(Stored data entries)
***

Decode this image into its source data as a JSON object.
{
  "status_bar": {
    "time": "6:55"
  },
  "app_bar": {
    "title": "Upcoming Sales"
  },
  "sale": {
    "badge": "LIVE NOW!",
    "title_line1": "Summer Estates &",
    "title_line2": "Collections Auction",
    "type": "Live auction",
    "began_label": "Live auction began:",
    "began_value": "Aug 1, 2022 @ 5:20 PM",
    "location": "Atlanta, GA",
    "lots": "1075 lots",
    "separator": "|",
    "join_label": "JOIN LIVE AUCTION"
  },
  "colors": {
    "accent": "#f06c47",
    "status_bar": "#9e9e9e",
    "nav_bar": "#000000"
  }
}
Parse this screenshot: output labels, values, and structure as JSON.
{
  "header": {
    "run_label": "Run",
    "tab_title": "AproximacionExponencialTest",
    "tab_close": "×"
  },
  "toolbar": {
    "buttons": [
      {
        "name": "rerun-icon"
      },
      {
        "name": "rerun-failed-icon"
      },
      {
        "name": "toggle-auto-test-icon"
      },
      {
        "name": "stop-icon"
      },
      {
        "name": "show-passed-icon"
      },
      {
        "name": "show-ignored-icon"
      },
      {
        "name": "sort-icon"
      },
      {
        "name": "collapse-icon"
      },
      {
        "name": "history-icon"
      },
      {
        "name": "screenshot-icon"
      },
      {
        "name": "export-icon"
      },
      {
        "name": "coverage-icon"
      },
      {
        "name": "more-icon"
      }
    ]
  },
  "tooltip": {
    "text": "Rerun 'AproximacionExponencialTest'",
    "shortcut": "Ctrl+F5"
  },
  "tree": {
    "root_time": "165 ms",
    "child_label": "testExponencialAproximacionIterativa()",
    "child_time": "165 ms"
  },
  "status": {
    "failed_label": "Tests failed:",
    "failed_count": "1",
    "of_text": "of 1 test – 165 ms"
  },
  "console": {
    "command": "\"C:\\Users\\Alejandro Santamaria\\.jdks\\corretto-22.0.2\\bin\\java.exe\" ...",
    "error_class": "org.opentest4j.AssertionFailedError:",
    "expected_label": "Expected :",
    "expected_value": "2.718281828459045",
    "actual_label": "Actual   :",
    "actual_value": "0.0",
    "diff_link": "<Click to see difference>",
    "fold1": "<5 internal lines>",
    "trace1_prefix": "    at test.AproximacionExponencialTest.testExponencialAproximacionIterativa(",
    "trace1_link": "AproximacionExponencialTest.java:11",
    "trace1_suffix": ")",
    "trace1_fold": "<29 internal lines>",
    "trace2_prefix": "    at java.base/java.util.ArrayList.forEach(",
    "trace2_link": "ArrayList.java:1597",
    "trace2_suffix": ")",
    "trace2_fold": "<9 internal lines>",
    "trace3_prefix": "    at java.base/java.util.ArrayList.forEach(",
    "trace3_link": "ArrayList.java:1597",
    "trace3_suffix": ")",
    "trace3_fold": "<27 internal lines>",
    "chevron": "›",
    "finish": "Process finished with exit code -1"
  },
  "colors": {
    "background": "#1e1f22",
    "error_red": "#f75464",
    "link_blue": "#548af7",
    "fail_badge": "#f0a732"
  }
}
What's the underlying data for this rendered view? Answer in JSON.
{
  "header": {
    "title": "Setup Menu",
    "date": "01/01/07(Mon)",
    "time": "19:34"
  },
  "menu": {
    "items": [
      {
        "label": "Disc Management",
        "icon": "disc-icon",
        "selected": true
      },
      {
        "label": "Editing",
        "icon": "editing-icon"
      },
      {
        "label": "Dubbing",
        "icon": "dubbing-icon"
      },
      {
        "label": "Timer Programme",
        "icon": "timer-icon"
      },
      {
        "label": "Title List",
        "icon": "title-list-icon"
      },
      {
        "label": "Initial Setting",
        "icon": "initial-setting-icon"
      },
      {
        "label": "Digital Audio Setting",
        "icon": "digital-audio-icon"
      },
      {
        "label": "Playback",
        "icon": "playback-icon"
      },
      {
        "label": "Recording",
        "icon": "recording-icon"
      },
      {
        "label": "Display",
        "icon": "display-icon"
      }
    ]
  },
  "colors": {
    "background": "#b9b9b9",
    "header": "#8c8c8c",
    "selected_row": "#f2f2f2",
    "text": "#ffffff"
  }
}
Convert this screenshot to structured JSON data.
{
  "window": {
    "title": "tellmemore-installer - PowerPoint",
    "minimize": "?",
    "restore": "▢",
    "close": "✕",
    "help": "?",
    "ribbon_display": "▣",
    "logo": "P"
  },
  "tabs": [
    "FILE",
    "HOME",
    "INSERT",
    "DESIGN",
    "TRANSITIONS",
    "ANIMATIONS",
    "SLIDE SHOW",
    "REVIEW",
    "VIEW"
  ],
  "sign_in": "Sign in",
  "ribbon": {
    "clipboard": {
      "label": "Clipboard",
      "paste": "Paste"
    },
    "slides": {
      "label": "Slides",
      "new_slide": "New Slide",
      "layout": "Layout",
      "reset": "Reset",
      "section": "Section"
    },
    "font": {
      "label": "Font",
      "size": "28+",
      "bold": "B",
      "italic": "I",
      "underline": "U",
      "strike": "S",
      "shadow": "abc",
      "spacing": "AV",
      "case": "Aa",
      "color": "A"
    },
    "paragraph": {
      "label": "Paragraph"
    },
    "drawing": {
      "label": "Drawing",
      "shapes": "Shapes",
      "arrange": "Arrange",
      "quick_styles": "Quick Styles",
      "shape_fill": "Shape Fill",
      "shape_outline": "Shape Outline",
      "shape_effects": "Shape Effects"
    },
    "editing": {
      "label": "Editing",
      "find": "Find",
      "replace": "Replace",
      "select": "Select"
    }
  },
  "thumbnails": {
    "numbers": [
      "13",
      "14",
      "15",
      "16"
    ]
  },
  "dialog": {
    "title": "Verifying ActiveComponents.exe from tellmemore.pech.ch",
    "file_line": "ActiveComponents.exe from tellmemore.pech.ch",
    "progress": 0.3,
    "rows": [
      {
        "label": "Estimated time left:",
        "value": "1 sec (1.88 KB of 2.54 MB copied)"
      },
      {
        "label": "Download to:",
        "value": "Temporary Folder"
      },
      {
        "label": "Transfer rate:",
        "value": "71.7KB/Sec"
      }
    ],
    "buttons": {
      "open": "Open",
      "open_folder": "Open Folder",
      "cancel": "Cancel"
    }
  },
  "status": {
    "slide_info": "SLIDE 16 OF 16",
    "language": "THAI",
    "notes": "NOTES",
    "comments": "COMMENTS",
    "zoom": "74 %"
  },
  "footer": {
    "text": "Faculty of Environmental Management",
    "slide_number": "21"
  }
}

***

Write out every entry exactly as given.

## Finished answer:
Decode this image into its source data as a JSON object.
{
  "status_bar": {
    "time": "6:55"
  },
  "app_bar": {
    "title": "Upcoming Sales"
  },
  "sale": {
    "badge": "LIVE NOW!",
    "title_line1": "Summer Estates &",
    "title_line2": "Collections Auction",
    "type": "Live auction",
    "began_label": "Live auction began:",
    "began_value": "Aug 1, 2022 @ 5:20 PM",
    "location": "Atlanta, GA",
    "lots": "1075 lots",
    "separator": "|",
    "join_label": "JOIN LIVE AUCTION"
  },
  "colors": {
    "accent": "#f06c47",
    "status_bar": "#9e9e9e",
    "nav_bar": "#000000"
  }
}
Parse this screenshot: output labels, values, and structure as JSON.
{
  "header": {
    "run_label": "Run",
    "tab_title": "AproximacionExponencialTest",
    "tab_close": "×"
  },
  "toolbar": {
    "buttons": [
      {
        "name": "rerun-icon"
      },
      {
        "name": "rerun-failed-icon"
      },
      {
        "name": "toggle-auto-test-icon"
      },
      {
        "name": "stop-icon"
      },
      {
        "name": "show-passed-icon"
      },
      {
        "name": "show-ignored-icon"
      },
      {
        "name": "sort-icon"
      },
      {
        "name": "collapse-icon"
      },
      {
        "name": "history-icon"
      },
      {
        "name": "screenshot-icon"
      },
      {
        "name": "export-icon"
      },
      {
        "name": "coverage-icon"
      },
      {
        "name": "more-icon"
      }
    ]
  },
  "tooltip": {
    "text": "Rerun 'AproximacionExponencialTest'",
    "shortcut": "Ctrl+F5"
  },
  "tree": {
    "root_time": "165 ms",
    "child_label": "testExponencialAproximacionIterativa()",
    "child_time": "165 ms"
  },
  "status": {
    "failed_label": "Tests failed:",
    "failed_count": "1",
    "of_text": "of 1 test – 165 ms"
  },
  "console": {
    "command": "\"C:\\Users\\Alejandro Santamaria\\.jdks\\corretto-22.0.2\\bin\\java.exe\" ...",
    "error_class": "org.opentest4j.AssertionFailedError:",
    "expected_label": "Expected :",
    "expected_value": "2.718281828459045",
    "actual_label": "Actual   :",
    "actual_value": "0.0",
    "diff_link": "<Click to see difference>",
    "fold1": "<5 internal lines>",
    "trace1_prefix": "    at test.AproximacionExponencialTest.testExponencialAproximacionIterativa(",
    "trace1_link": "AproximacionExponencialTest.java:11",
    "trace1_suffix": ")",
    "trace1_fold": "<29 internal lines>",
    "trace2_prefix": "    at java.base/java.util.ArrayList.forEach(",
    "trace2_link": "ArrayList.java:1597",
    "trace2_suffix": ")",
    "trace2_fold": "<9 internal lines>",
    "trace3_prefix": "    at java.base/java.util.ArrayList.forEach(",
    "trace3_link": "ArrayList.java:1597",
    "trace3_suffix": ")",
    "trace3_fold": "<27 internal lines>",
    "chevron": "›",
    "finish": "Process finished with exit code -1"
  },
  "colors": {
    "background": "#1e1f22",
    "error_red": "#f75464",
    "link_blue": "#548af7",
    "fail_badge": "#f0a732"
  }
}
What's the underlying data for this rendered view? Answer in JSON.
{
  "header": {
    "title": "Setup Menu",
    "date": "01/01/07(Mon)",
    "time": "19:34"
  },
  "menu": {
    "items": [
      {
        "label": "Disc Management",
        "icon": "disc-icon",
        "selected": true
      },
      {
        "label": "Editing",
        "icon": "editing-icon"
      },
      {
        "label": "Dubbing",
        "icon": "dubbing-icon"
      },
      {
        "label": "Timer Programme",
        "icon": "timer-icon"
      },
      {
        "label": "Title List",
        "icon": "title-list-icon"
      },
      {
        "label": "Initial Setting",
        "icon": "initial-setting-icon"
      },
      {
        "label": "Digital Audio Setting",
        "icon": "digital-audio-icon"
      },
      {
        "label": "Playback",
        "icon": "playback-icon"
      },
      {
        "label": "Recording",
        "icon": "recording-icon"
      },
      {
        "label": "Display",
        "icon": "display-icon"
      }
    ]
  },
  "colors": {
    "background": "#b9b9b9",
    "header": "#8c8c8c",
    "selected_row": "#f2f2f2",
    "text": "#ffffff"
  }
}
Convert this screenshot to structured JSON data.
{
  "window": {
    "title": "tellmemore-installer - PowerPoint",
    "minimize": "?",
    "restore": "▢",
    "close": "✕",
    "help": "?",
    "ribbon_display": "▣",
    "logo": "P"
  },
  "tabs": [
    "FILE",
    "HOME",
    "INSERT",
    "DESIGN",
    "TRANSITIONS",
    "ANIMATIONS",
    "SLIDE SHOW",
    "REVIEW",
    "VIEW"
  ],
  "sign_in": "Sign in",
  "ribbon": {
    "clipboard": {
      "label": "Clipboard",
      "paste": "Paste"
    },
    "slides": {
      "label": "Slides",
      "new_slide": "New Slide",
      "layout": "Layout",
      "reset": "Reset",
      "section": "Section"
    },
    "font": {
      "label": "Font",
      "size": "28+",
      "bold": "B",
      "italic": "I",
      "underline": "U",
      "strike": "S",
      "shadow": "abc",
      "spacing": "AV",
      "case": "Aa",
      "color": "A"
    },
    "paragraph": {
      "label": "Paragraph"
    },
    "drawing": {
      "label": "Drawing",
      "shapes": "Shapes",
      "arrange": "Arrange",
      "quick_styles": "Quick Styles",
      "shape_fill": "Shape Fill",
      "shape_outline": "Shape Outline",
      "shape_effects": "Shape Effects"
    },
    "editing": {
      "label": "Editing",
      "find": "Find",
      "replace": "Replace",
      "select": "Select"
    }
  },
  "thumbnails": {
    "numbers": [
      "13",
      "14",
      "15",
      "16"
    ]
  },
  "dialog": {
    "title": "Verifying ActiveComponents.exe from tellmemore.pech.ch",
    "file_line": "ActiveComponents.exe from tellmemore.pech.ch",
    "progress": 0.3,
    "rows": [
      {
        "label": "Estimated time left:",
        "value": "1 sec (1.88 KB of 2.54 MB copied)"
      },
      {
        "label": "Download to:",
        "value": "Temporary Folder"
      },
      {
        "label": "Transfer rate:",
        "value": "71.7KB/Sec"
      }
    ],
    "buttons": {
      "open": "Open",
      "open_folder": "Open Folder",
      "cancel": "Cancel"
    }
  },
  "status": {
    "slide_info": "SLIDE 16 OF 16",
    "language": "THAI",
    "notes": "NOTES",
    "comments": "COMMENTS",
    "zoom": "74 %"
  },
  "footer": {
    "text": "Faculty of Environmental Management",
    "slide_number": "21"
  }
}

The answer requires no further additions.